◆ Extract provided
For now, they waited and circled. On a mission like this one with so many birds in the
air, breaking discipline meant becoming a greater hazard than the enemy. For Durant, the
most harrowing part of his mission was done. Inserting Chalk One, his fifteen-man portion
of the ground force, had meant descending into an opaque cloud of dust to rooftop level
over the target building, avoiding poles and wires, and squinting down through the Black
Hawk's chin bubble into the brown swirl to stay lined up while the men slid down ropes to
the ground. All Durant could do was hold blind and steady, and pray that none of the other
birds flitting around him in the cloud got thrown off schedule or bumped off course. A
complex mission like this one was choreographed as carefully as a ballet, only dangerous
as hell. Guys got killed all the time just training for exercises like this, much less
ducking RPGs and small-arms fire. Durant had inserted Chalk One without incident. The rest
was supposed to be easy.

Now nothing was going to be easy.

-10-

Admiral Jonathan Howe's first inkling that something was amiss in Mogadishu came when air
traffic controllers at the UN compound forced his plane to circle out over the ocean far a
time before landing.

Howe was returning from meetings in Djibouti and Addis Ababa, exploring a plan for
bringing Aidid peacefully to heel. When they were cleared to land attack helicopters
refueling and uploading ammo on the tarmac by the Task Force Ranger hangar. When he
landed, Howe telephoned his chief of staff. He was told about the Ranger raid and the
downed helicopter. The aide told him there was a big fight going on in the city and he
would probably be stuck for a while at the airport.

Howe was a slender, white-haired man whose pale complexion hadn't even pinked after seven
months in Mogadishu. His staff joked that it was from all those years aboard submarines,
although in Howe's distinguished naval career he had had his share of surface vessels,
everything from battleship, to aircraft carriers. Whatever the cause, he seemed immune to
sunlight, even Somalia's. Aidid's propaganda sheets had dubbed him “Admiral Howe,” but the
envoy's calm, polite manner belied the nickname. He had served as deputy national security
adviser for President Bush and had helped with the transition in the White House to the
Clinton administration, so impressing the new team that he had been talked out of a
comfortable Florida retirement to assume the unenviable task of supervising an even
trickier transition in Somalia. He was Boutros-Ghali's top man in Mog, effectively running
the mission on the ground. It was not an easy assignment. Howe had slept for months on a
cot in his office on the first floor of the old U.S. embassy building, which was falling
apart. For some of the time he had a tin-roofed cabin, but regular shellings generally
drove him and the other civilians at the compound inside the stone walls of the main
building. There were no toilets in the embassy, and so few portable ones outside, that the
men toted plastic bottles to relieve themselves. They ate three meals a day out of a
cafeteria on the grounds. A story in The Washington Post that suggested the UN staff
enjoyed luxurious accommodations had provoked bitter laughter.

◆ Records shown
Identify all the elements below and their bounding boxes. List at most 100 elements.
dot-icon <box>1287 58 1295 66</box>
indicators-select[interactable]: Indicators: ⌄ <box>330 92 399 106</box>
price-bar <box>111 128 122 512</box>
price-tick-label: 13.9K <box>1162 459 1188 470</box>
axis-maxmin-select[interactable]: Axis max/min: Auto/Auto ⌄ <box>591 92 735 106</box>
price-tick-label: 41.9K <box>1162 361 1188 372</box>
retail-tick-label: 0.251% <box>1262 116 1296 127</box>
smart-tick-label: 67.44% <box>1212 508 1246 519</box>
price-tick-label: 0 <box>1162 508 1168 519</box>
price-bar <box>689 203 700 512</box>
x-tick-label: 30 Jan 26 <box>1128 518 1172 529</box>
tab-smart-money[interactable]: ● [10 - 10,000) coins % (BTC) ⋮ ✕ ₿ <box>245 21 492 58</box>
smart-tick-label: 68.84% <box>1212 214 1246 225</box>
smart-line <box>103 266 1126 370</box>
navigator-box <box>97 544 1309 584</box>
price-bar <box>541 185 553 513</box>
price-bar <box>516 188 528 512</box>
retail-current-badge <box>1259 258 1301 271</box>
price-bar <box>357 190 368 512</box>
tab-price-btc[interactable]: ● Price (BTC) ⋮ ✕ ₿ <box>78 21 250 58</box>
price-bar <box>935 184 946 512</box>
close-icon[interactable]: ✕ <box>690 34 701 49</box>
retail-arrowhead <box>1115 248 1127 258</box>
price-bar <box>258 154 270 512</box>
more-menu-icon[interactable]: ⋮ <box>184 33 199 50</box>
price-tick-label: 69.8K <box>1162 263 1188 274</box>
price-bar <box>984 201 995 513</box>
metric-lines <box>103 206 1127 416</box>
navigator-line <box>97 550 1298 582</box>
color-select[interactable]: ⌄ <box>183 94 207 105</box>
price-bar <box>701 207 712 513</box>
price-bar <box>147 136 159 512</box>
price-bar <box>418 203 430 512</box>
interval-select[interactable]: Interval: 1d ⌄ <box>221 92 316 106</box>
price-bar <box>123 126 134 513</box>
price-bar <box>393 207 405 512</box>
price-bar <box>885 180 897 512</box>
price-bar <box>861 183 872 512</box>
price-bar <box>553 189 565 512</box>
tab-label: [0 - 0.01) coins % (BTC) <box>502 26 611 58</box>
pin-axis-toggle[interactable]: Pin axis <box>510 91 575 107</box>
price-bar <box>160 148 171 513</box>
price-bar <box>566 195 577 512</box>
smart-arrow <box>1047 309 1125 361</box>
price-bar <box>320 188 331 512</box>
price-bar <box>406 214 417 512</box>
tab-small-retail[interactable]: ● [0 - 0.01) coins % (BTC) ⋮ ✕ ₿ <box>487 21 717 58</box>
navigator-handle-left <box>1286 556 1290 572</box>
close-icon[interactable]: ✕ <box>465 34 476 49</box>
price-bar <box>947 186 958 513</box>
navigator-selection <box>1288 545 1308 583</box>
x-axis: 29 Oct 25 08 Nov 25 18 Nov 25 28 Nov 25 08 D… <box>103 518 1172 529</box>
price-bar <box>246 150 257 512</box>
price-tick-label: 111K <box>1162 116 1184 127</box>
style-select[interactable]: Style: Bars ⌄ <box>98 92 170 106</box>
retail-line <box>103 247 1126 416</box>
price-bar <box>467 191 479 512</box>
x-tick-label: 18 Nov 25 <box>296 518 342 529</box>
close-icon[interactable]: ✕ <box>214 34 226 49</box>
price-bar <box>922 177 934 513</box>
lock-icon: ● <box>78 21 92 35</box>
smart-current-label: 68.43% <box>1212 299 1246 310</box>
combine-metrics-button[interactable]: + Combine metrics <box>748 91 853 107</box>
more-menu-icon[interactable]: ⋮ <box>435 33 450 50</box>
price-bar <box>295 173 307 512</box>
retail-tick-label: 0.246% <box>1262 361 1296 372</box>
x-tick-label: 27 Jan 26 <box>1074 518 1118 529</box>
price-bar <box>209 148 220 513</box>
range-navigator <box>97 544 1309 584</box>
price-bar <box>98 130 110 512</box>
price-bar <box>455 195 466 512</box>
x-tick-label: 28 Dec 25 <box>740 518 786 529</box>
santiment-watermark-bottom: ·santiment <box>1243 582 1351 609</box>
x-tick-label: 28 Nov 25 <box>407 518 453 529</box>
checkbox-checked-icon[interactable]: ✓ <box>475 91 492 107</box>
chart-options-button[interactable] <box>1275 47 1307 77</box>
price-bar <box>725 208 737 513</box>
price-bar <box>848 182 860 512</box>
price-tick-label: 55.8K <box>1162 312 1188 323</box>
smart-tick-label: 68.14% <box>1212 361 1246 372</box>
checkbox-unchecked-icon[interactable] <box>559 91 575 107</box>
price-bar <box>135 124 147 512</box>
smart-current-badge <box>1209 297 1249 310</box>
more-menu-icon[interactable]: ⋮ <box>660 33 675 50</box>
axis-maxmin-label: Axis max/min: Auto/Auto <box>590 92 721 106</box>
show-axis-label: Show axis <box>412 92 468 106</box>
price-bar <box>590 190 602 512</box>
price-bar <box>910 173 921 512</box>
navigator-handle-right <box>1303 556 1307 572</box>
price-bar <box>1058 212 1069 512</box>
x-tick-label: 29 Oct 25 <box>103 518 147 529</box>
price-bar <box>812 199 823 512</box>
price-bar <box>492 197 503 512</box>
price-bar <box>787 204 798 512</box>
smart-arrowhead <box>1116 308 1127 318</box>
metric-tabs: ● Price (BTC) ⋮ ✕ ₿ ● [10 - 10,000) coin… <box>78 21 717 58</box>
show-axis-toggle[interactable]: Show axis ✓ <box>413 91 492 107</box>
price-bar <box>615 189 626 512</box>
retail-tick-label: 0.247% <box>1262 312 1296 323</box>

◆ Tasks to carry out
1. List every person named in the Mogadishu excerpt.
2. Reproduce the Mogadishu excerpt word for word, from "Now nothing was" up to and including "time before landing.".
The data is not needed for any of this work.

◆ Task-by-task results
1.
- Durant
- Jonathan Howe
- Aidid
- Bush
- Clinton
- Boutros-Ghali

2.
Now nothing was going to be easy.

-10-

Admiral Jonathan Howe's first inkling that something was amiss in Mogadishu came when air
traffic controllers at the UN compound forced his plane to circle out over the ocean far a
time before landing.